* Start Data provided *

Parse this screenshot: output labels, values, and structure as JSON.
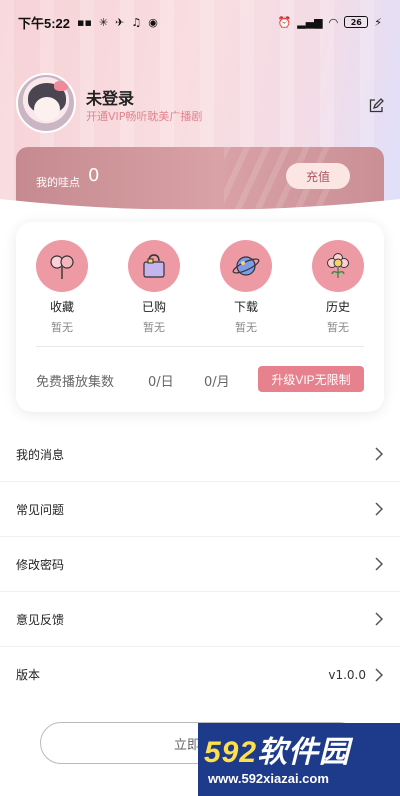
{
  "status_bar": {
    "time": "下午5:22",
    "battery": "26"
  },
  "profile": {
    "username": "未登录",
    "vip_tip": "开通VIP畅听耽美广播剧"
  },
  "wallet": {
    "label": "我的哇点",
    "value": "0",
    "recharge_label": "充值"
  },
  "quick_actions": [
    {
      "label": "收藏",
      "sub": "暂无",
      "icon": "lollipop-icon"
    },
    {
      "label": "已购",
      "sub": "暂无",
      "icon": "shopping-bag-icon"
    },
    {
      "label": "下载",
      "sub": "暂无",
      "icon": "planet-icon"
    },
    {
      "label": "历史",
      "sub": "暂无",
      "icon": "flower-icon"
    }
  ],
  "free_plays": {
    "label": "免费播放集数",
    "per_day": "0/日",
    "per_month": "0/月",
    "upgrade_label": "升级VIP无限制"
  },
  "menu": [
    {
      "label": "我的消息"
    },
    {
      "label": "常见问题"
    },
    {
      "label": "修改密码"
    },
    {
      "label": "意见反馈"
    },
    {
      "label": "版本",
      "value": "v1.0.0"
    }
  ],
  "login_button": "立即登录",
  "watermark": {
    "num": "592",
    "text": "软件园",
    "url": "www.592xiazai.com"
  },
  "colors": {
    "accent": "#ee9aa4",
    "upgrade": "#e6818d",
    "wallet": "#c58a8f"
  }
}
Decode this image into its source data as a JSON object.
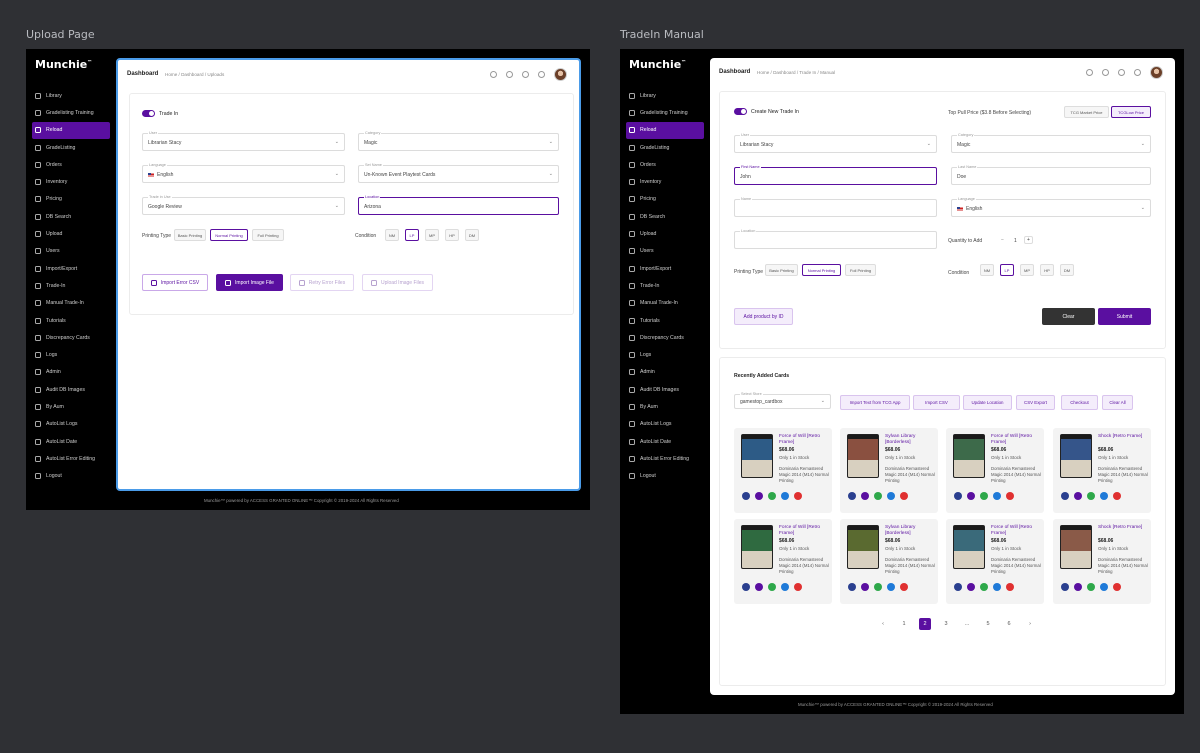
{
  "left": {
    "caption": "Upload Page",
    "logo": "Munchie",
    "logo_tm": "™",
    "title": "Dashboard",
    "breadcrumb": "Home / Dashboard / Uploads",
    "tradein_toggle": "Trade In",
    "user_label": "User",
    "user_value": "Librarian Stacy",
    "category_label": "Category",
    "category_value": "Magic",
    "language_label": "Language",
    "language_value": "English",
    "set_label": "Set Name",
    "set_value": "Un-Known Event Playtest Cards",
    "trade_label": "Trade in Use",
    "trade_value": "Google Review",
    "location_label": "Location",
    "location_value": "Arizona",
    "printing_label": "Printing Type",
    "printing": [
      "Basic Printing",
      "Normal Printing",
      "Foil Printing"
    ],
    "printing_selected": 1,
    "condition_label": "Condition",
    "conditions": [
      "NM",
      "LP",
      "MP",
      "HP",
      "DM"
    ],
    "condition_selected": 1,
    "buttons": [
      "Import Error CSV",
      "Import Image File",
      "Retry Error Files",
      "Upload Image Files"
    ],
    "footer": "Munchie™ powered by ACCESS GRANTED ONLINE™ Copyright © 2019-2024 All Rights Reserved"
  },
  "right": {
    "caption": "TradeIn Manual",
    "logo": "Munchie",
    "logo_tm": "™",
    "title": "Dashboard",
    "breadcrumb": "Home / Dashboard / Trade In / Manual",
    "tradein_toggle": "Create New Trade In",
    "price_prompt": "Top Pull Price ($3.8 Before Selecting)",
    "price_buttons": [
      "TCG Market Price",
      "TCGLow Price"
    ],
    "user_label": "User",
    "user_value": "Librarian Stacy",
    "category_label": "Category",
    "category_value": "Magic",
    "first_label": "First Name",
    "first_value": "John",
    "last_label": "Last Name",
    "last_value": "Doe",
    "name_label": "Name",
    "name_value": "",
    "language_label": "Language",
    "language_value": "English",
    "location_label": "Location",
    "location_value": "",
    "qty_label": "Quantity to Add",
    "qty_value": "1",
    "qty_minus": "−",
    "qty_plus": "+",
    "printing_label": "Printing Type",
    "printing": [
      "Basic Printing",
      "Normal Printing",
      "Foil Printing"
    ],
    "printing_selected": 1,
    "condition_label": "Condition",
    "conditions": [
      "NM",
      "LP",
      "MP",
      "HP",
      "DM"
    ],
    "condition_selected": 1,
    "add_by_id": "Add product by ID",
    "clear": "Clear",
    "submit": "Submit",
    "recent_title": "Recently Added Cards",
    "store_label": "Select Store",
    "store_value": "gamestop_cardbox",
    "action_buttons": [
      "Import Text from TCG App",
      "Import CSV",
      "Update Location",
      "CSV Export",
      "Checkout",
      "Clear All"
    ],
    "products": [
      {
        "name": "Force of Will [Retro Frame]",
        "price": "$68.06",
        "stock": "Only 1 in Stock",
        "set": "Dominaria Remastered Magic 2014 (M14) Normal Printing",
        "art": "#2d5b86"
      },
      {
        "name": "Sylvan Library [Borderless]",
        "price": "$68.06",
        "stock": "Only 1 in Stock",
        "set": "Dominaria Remastered Magic 2014 (M14) Normal Printing",
        "art": "#8a5040"
      },
      {
        "name": "Force of Will [Retro Frame]",
        "price": "$68.06",
        "stock": "Only 1 in Stock",
        "set": "Dominaria Remastered Magic 2014 (M14) Normal Printing",
        "art": "#3d6a4a"
      },
      {
        "name": "Shock [Retro Frame]",
        "price": "$68.06",
        "stock": "Only 1 in Stock",
        "set": "Dominaria Remastered Magic 2014 (M14) Normal Printing",
        "art": "#35558a"
      },
      {
        "name": "Force of Will [Retro Frame]",
        "price": "$68.06",
        "stock": "Only 1 in Stock",
        "set": "Dominaria Remastered Magic 2014 (M14) Normal Printing",
        "art": "#2f6a40"
      },
      {
        "name": "Sylvan Library [Borderless]",
        "price": "$68.06",
        "stock": "Only 1 in Stock",
        "set": "Dominaria Remastered Magic 2014 (M14) Normal Printing",
        "art": "#5a6a30"
      },
      {
        "name": "Force of Will [Retro Frame]",
        "price": "$68.06",
        "stock": "Only 1 in Stock",
        "set": "Dominaria Remastered Magic 2014 (M14) Normal Printing",
        "art": "#3a6a7a"
      },
      {
        "name": "Shock [Retro Frame]",
        "price": "$68.06",
        "stock": "Only 1 in Stock",
        "set": "Dominaria Remastered Magic 2014 (M14) Normal Printing",
        "art": "#8a5a48"
      }
    ],
    "pages": [
      "‹",
      "1",
      "2",
      "3",
      "...",
      "5",
      "6",
      "›"
    ],
    "page_current": 2,
    "footer": "Munchie™ powered by ACCESS GRANTED ONLINE™ Copyright © 2019-2024 All Rights Reserved"
  },
  "nav": [
    "Library",
    "Gradelisting Training",
    "Reload",
    "GradeListing",
    "Orders",
    "Inventory",
    "Pricing",
    "DB Search",
    "Upload",
    "Users",
    "Import/Export",
    "Trade-In",
    "Manual Trade-In",
    "Tutorials",
    "Discrepancy Cards",
    "Logs",
    "Admin",
    "Audit DB Images",
    "By Aum",
    "AutoList Logs",
    "AutoList Date",
    "AutoList Error Editing",
    "Logout"
  ],
  "nav_active": 2,
  "colors": {
    "accent": "#5a0fa0",
    "focus_border": "#4a9be8",
    "flag_icons": [
      "#2a3f8f",
      "#5a0fa0",
      "#2ea84a",
      "#1f7ad8",
      "#e03030"
    ]
  }
}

* End Data provided *

> [Instructions to follow] All of the records above must be copied exactly, except for the pictures.

> [Written answer]
Parse this screenshot: output labels, values, and structure as JSON.
{
  "status_bar": {
    "time": "下午5:22",
    "battery": "26"
  },
  "profile": {
    "username": "未登录",
    "vip_tip": "开通VIP畅听耽美广播剧"
  },
  "wallet": {
    "label": "我的哇点",
    "value": "0",
    "recharge_label": "充值"
  },
  "quick_actions": [
    {
      "label": "收藏",
      "sub": "暂无",
      "icon": "lollipop-icon"
    },
    {
      "label": "已购",
      "sub": "暂无",
      "icon": "shopping-bag-icon"
    },
    {
      "label": "下载",
      "sub": "暂无",
      "icon": "planet-icon"
    },
    {
      "label": "历史",
      "sub": "暂无",
      "icon": "flower-icon"
    }
  ],
  "free_plays": {
    "label": "免费播放集数",
    "per_day": "0/日",
    "per_month": "0/月",
    "upgrade_label": "升级VIP无限制"
  },
  "menu": [
    {
      "label": "我的消息"
    },
    {
      "label": "常见问题"
    },
    {
      "label": "修改密码"
    },
    {
      "label": "意见反馈"
    },
    {
      "label": "版本",
      "value": "v1.0.0"
    }
  ],
  "login_button": "立即登录",
  "watermark": {
    "num": "592",
    "text": "软件园",
    "url": "www.592xiazai.com"
  },
  "colors": {
    "accent": "#ee9aa4",
    "upgrade": "#e6818d",
    "wallet": "#c58a8f"
  }
}
Decode this image into its source data as a JSON object.
{
  "left": {
    "caption": "Upload Page",
    "logo": "Munchie",
    "logo_tm": "™",
    "title": "Dashboard",
    "breadcrumb": "Home / Dashboard / Uploads",
    "tradein_toggle": "Trade In",
    "user_label": "User",
    "user_value": "Librarian Stacy",
    "category_label": "Category",
    "category_value": "Magic",
    "language_label": "Language",
    "language_value": "English",
    "set_label": "Set Name",
    "set_value": "Un-Known Event Playtest Cards",
    "trade_label": "Trade in Use",
    "trade_value": "Google Review",
    "location_label": "Location",
    "location_value": "Arizona",
    "printing_label": "Printing Type",
    "printing": [
      "Basic Printing",
      "Normal Printing",
      "Foil Printing"
    ],
    "printing_selected": 1,
    "condition_label": "Condition",
    "conditions": [
      "NM",
      "LP",
      "MP",
      "HP",
      "DM"
    ],
    "condition_selected": 1,
    "buttons": [
      "Import Error CSV",
      "Import Image File",
      "Retry Error Files",
      "Upload Image Files"
    ],
    "footer": "Munchie™ powered by ACCESS GRANTED ONLINE™ Copyright © 2019-2024 All Rights Reserved"
  },
  "right": {
    "caption": "TradeIn Manual",
    "logo": "Munchie",
    "logo_tm": "™",
    "title": "Dashboard",
    "breadcrumb": "Home / Dashboard / Trade In / Manual",
    "tradein_toggle": "Create New Trade In",
    "price_prompt": "Top Pull Price ($3.8 Before Selecting)",
    "price_buttons": [
      "TCG Market Price",
      "TCGLow Price"
    ],
    "user_label": "User",
    "user_value": "Librarian Stacy",
    "category_label": "Category",
    "category_value": "Magic",
    "first_label": "First Name",
    "first_value": "John",
    "last_label": "Last Name",
    "last_value": "Doe",
    "name_label": "Name",
    "name_value": "",
    "language_label": "Language",
    "language_value": "English",
    "location_label": "Location",
    "location_value": "",
    "qty_label": "Quantity to Add",
    "qty_value": "1",
    "qty_minus": "−",
    "qty_plus": "+",
    "printing_label": "Printing Type",
    "printing": [
      "Basic Printing",
      "Normal Printing",
      "Foil Printing"
    ],
    "printing_selected": 1,
    "condition_label": "Condition",
    "conditions": [
      "NM",
      "LP",
      "MP",
      "HP",
      "DM"
    ],
    "condition_selected": 1,
    "add_by_id": "Add product by ID",
    "clear": "Clear",
    "submit": "Submit",
    "recent_title": "Recently Added Cards",
    "store_label": "Select Store",
    "store_value": "gamestop_cardbox",
    "action_buttons": [
      "Import Text from TCG App",
      "Import CSV",
      "Update Location",
      "CSV Export",
      "Checkout",
      "Clear All"
    ],
    "products": [
      {
        "name": "Force of Will [Retro Frame]",
        "price": "$68.06",
        "stock": "Only 1 in Stock",
        "set": "Dominaria Remastered Magic 2014 (M14) Normal Printing",
        "art": "#2d5b86"
      },
      {
        "name": "Sylvan Library [Borderless]",
        "price": "$68.06",
        "stock": "Only 1 in Stock",
        "set": "Dominaria Remastered Magic 2014 (M14) Normal Printing",
        "art": "#8a5040"
      },
      {
        "name": "Force of Will [Retro Frame]",
        "price": "$68.06",
        "stock": "Only 1 in Stock",
        "set": "Dominaria Remastered Magic 2014 (M14) Normal Printing",
        "art": "#3d6a4a"
      },
      {
        "name": "Shock [Retro Frame]",
        "price": "$68.06",
        "stock": "Only 1 in Stock",
        "set": "Dominaria Remastered Magic 2014 (M14) Normal Printing",
        "art": "#35558a"
      },
      {
        "name": "Force of Will [Retro Frame]",
        "price": "$68.06",
        "stock": "Only 1 in Stock",
        "set": "Dominaria Remastered Magic 2014 (M14) Normal Printing",
        "art": "#2f6a40"
      },
      {
        "name": "Sylvan Library [Borderless]",
        "price": "$68.06",
        "stock": "Only 1 in Stock",
        "set": "Dominaria Remastered Magic 2014 (M14) Normal Printing",
        "art": "#5a6a30"
      },
      {
        "name": "Force of Will [Retro Frame]",
        "price": "$68.06",
        "stock": "Only 1 in Stock",
        "set": "Dominaria Remastered Magic 2014 (M14) Normal Printing",
        "art": "#3a6a7a"
      },
      {
        "name": "Shock [Retro Frame]",
        "price": "$68.06",
        "stock": "Only 1 in Stock",
        "set": "Dominaria Remastered Magic 2014 (M14) Normal Printing",
        "art": "#8a5a48"
      }
    ],
    "pages": [
      "‹",
      "1",
      "2",
      "3",
      "...",
      "5",
      "6",
      "›"
    ],
    "page_current": 2,
    "footer": "Munchie™ powered by ACCESS GRANTED ONLINE™ Copyright © 2019-2024 All Rights Reserved"
  },
  "nav": [
    "Library",
    "Gradelisting Training",
    "Reload",
    "GradeListing",
    "Orders",
    "Inventory",
    "Pricing",
    "DB Search",
    "Upload",
    "Users",
    "Import/Export",
    "Trade-In",
    "Manual Trade-In",
    "Tutorials",
    "Discrepancy Cards",
    "Logs",
    "Admin",
    "Audit DB Images",
    "By Aum",
    "AutoList Logs",
    "AutoList Date",
    "AutoList Error Editing",
    "Logout"
  ],
  "nav_active": 2,
  "colors": {
    "accent": "#5a0fa0",
    "focus_border": "#4a9be8",
    "flag_icons": [
      "#2a3f8f",
      "#5a0fa0",
      "#2ea84a",
      "#1f7ad8",
      "#e03030"
    ]
  }
}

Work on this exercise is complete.